— To be done —
List all lines of the data containing the word "Charge".

• • • •

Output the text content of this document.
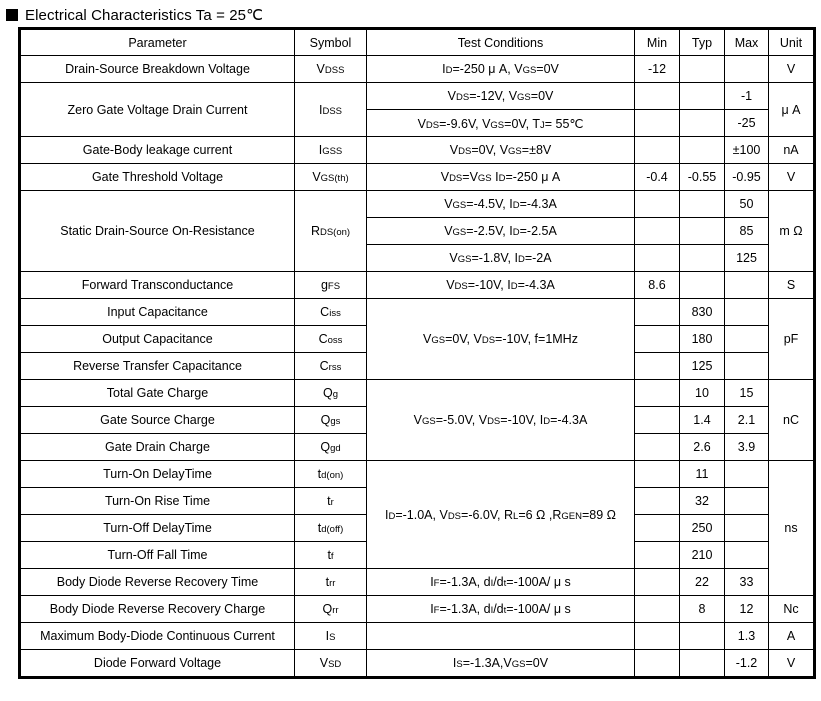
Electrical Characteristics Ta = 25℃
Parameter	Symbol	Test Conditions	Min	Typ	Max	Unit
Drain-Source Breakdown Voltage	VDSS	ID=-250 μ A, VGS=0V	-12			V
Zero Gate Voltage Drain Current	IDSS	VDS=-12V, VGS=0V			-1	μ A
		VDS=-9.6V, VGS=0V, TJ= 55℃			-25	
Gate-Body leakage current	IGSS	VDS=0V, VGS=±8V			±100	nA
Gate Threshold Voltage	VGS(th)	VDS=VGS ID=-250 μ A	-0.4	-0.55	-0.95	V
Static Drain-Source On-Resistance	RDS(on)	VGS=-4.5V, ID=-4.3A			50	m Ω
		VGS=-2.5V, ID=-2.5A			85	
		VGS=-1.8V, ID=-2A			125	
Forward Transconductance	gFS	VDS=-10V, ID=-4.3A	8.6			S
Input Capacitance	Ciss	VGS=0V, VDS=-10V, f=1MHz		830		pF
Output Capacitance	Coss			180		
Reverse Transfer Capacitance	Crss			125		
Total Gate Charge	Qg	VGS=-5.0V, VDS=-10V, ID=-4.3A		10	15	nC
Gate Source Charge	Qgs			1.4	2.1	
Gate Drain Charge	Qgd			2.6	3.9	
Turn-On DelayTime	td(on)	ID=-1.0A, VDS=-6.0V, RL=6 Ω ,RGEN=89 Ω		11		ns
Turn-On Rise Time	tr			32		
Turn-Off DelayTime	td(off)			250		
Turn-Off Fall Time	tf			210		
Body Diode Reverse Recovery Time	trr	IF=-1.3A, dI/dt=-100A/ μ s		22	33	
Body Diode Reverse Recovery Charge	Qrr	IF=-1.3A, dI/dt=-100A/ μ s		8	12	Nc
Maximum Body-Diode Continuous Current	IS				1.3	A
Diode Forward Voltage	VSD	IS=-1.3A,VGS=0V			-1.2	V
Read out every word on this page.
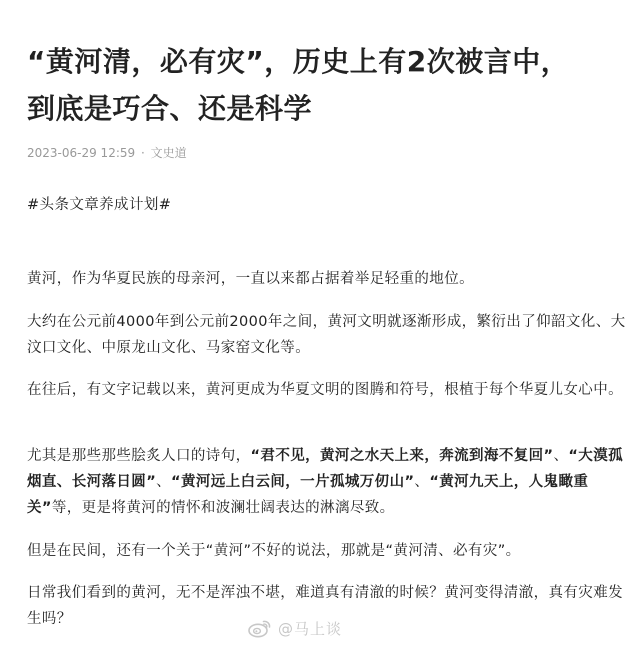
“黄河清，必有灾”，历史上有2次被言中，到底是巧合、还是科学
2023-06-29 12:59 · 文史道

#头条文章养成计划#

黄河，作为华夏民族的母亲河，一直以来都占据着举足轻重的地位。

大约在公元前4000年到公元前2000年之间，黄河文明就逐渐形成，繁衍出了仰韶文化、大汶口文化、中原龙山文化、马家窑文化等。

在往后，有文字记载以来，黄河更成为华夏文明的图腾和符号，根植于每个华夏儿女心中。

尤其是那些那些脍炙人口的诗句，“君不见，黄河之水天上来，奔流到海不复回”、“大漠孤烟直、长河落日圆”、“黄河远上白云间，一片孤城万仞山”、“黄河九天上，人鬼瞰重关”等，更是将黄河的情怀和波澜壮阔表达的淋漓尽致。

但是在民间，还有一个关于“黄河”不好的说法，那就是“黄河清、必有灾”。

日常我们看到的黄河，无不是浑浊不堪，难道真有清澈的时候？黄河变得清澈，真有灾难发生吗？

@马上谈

• • • •

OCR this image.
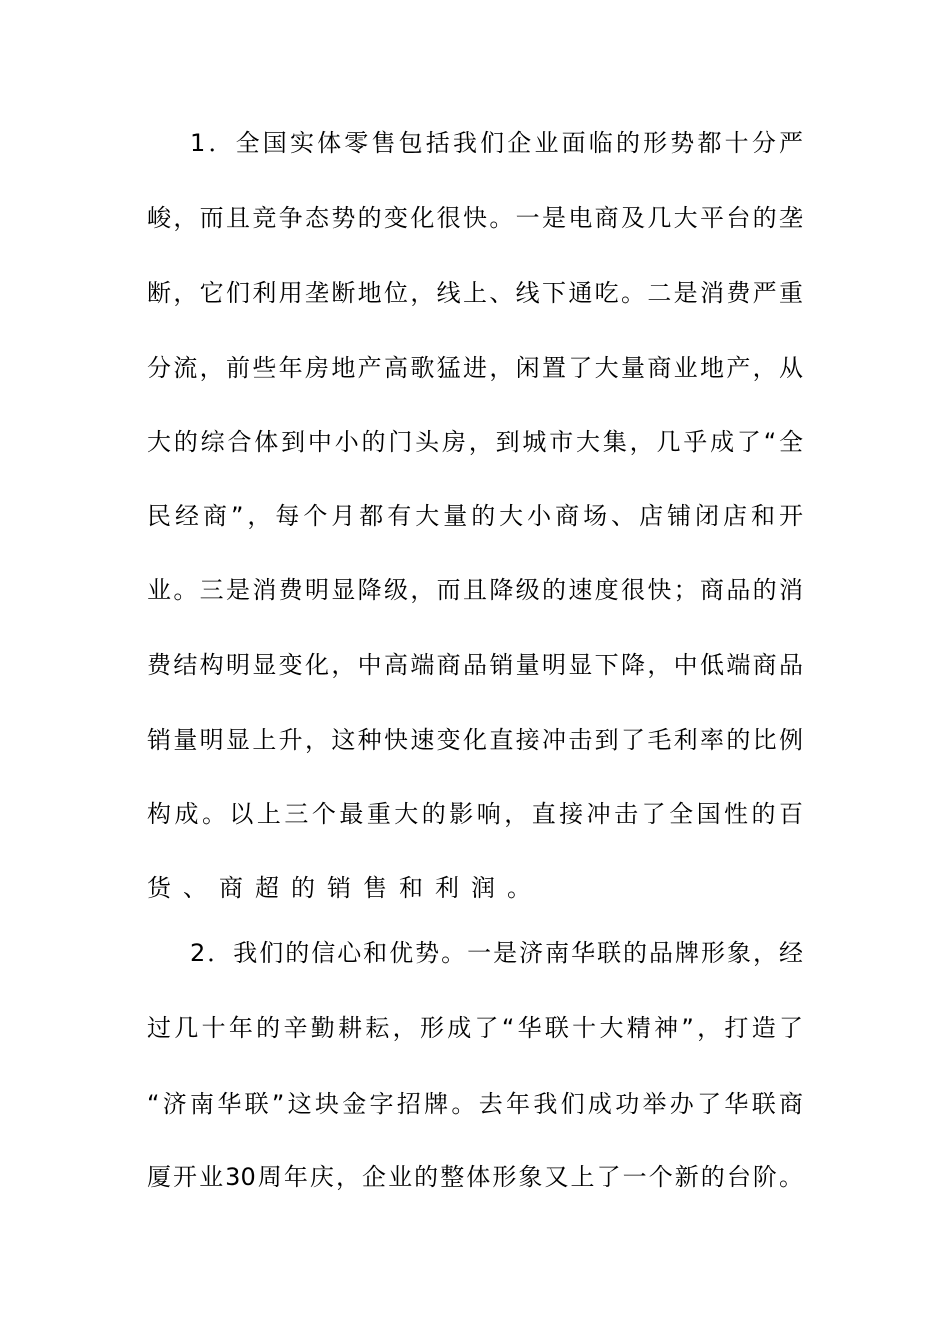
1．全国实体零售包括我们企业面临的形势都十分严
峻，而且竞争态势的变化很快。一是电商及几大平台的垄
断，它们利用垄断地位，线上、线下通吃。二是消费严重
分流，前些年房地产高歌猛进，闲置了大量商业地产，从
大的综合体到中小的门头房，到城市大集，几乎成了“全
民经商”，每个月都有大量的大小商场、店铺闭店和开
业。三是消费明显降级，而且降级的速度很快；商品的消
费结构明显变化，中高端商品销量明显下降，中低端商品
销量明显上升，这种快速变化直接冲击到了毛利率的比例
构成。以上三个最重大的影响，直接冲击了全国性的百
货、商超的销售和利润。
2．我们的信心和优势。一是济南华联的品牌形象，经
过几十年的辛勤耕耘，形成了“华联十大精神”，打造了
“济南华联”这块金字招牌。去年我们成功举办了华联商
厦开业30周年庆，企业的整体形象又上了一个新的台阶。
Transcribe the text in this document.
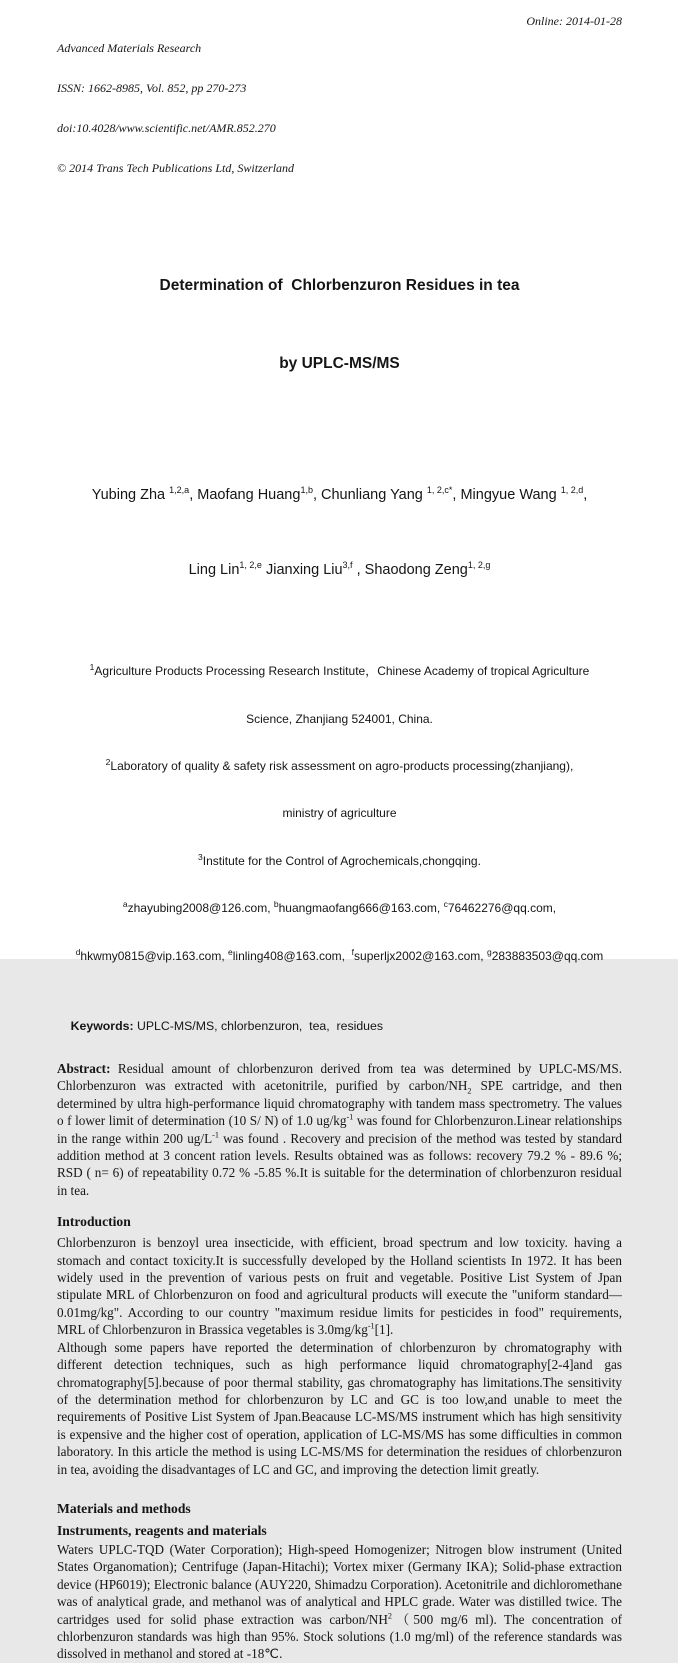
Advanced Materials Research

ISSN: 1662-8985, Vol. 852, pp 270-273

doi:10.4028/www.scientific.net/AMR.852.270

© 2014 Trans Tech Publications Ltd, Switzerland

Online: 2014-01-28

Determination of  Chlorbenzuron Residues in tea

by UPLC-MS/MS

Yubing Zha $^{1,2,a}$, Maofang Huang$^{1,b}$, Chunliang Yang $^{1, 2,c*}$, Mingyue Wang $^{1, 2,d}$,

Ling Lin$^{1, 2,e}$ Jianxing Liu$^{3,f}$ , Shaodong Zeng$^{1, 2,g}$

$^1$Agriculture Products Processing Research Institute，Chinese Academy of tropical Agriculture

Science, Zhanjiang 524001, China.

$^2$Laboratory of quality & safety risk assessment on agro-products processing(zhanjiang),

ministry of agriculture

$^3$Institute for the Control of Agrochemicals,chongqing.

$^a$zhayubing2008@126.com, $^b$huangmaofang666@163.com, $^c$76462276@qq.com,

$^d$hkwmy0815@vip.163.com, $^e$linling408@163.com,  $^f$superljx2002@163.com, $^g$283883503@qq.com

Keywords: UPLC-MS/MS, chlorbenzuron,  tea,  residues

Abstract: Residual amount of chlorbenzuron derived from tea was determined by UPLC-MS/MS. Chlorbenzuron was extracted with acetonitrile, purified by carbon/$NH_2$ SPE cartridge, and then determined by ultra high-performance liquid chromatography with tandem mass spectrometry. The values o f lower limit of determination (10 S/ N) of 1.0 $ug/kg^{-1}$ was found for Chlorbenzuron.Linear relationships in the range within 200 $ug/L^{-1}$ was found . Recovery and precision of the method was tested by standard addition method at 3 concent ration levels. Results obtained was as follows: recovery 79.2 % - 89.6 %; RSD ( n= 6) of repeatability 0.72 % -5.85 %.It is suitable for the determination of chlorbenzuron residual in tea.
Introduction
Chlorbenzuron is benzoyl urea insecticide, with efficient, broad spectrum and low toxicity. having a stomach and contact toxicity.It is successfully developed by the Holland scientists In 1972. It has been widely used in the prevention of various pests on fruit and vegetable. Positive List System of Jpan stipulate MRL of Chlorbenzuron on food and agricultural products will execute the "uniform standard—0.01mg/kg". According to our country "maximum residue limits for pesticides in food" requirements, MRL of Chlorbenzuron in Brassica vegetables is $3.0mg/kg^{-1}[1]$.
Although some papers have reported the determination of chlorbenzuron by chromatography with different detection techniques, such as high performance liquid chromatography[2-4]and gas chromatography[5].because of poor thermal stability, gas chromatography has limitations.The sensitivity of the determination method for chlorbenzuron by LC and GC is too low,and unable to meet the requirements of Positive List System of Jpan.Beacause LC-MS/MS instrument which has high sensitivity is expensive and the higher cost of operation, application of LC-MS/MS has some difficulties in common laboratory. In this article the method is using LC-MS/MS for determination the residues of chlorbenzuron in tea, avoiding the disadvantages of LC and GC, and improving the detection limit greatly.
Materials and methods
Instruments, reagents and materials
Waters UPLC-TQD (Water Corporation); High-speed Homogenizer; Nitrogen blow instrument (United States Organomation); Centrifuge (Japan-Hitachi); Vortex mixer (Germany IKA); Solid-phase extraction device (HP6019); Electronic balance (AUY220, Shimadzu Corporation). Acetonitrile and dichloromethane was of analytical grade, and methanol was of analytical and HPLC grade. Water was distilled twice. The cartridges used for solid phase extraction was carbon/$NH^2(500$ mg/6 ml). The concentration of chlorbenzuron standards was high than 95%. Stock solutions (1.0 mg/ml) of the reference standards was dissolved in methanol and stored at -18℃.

• • • •

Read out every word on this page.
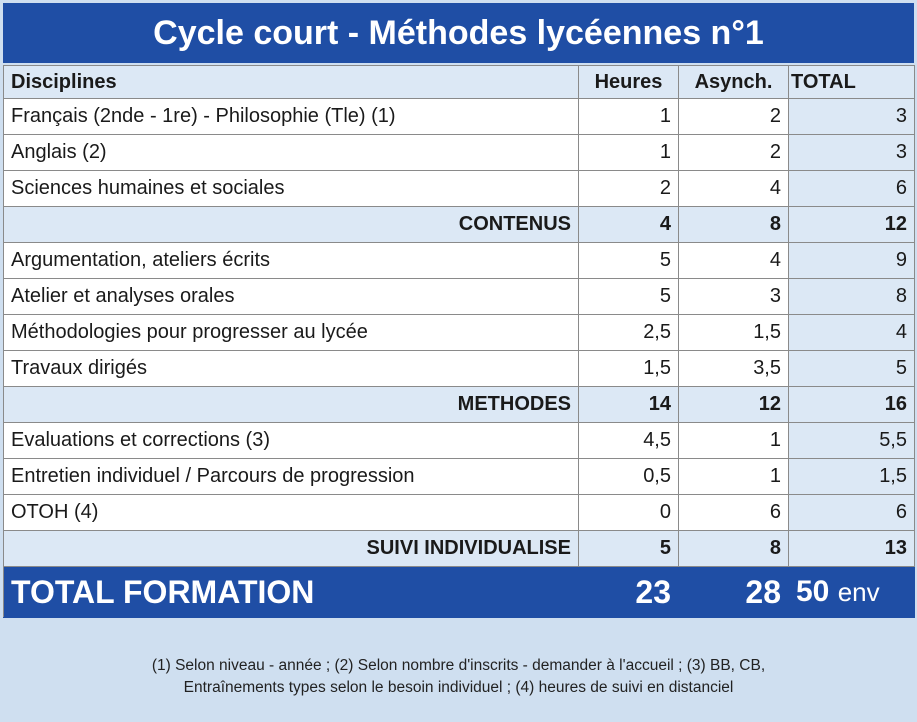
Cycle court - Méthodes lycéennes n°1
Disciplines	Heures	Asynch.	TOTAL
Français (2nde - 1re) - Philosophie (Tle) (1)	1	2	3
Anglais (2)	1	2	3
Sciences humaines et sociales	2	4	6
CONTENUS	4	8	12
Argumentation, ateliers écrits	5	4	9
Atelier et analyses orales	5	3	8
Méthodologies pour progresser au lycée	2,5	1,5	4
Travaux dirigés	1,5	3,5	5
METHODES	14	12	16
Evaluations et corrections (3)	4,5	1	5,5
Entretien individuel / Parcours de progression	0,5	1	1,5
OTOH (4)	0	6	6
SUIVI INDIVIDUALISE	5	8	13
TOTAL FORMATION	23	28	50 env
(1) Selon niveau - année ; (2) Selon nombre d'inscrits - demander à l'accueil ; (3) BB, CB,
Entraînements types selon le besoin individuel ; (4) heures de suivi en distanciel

• • • •

— Correct answer —
Total Gate Charge	Qg	VGS=-5.0V, VDS=-10V, ID=-4.3A		10	15	nC
Gate Source Charge	Qgs			1.4	2.1	
Gate Drain Charge	Qgd			2.6	3.9	
Body Diode Reverse Recovery Charge	Qrr	IF=-1.3A, dI/dt=-100A/ μ s		8	12	Nc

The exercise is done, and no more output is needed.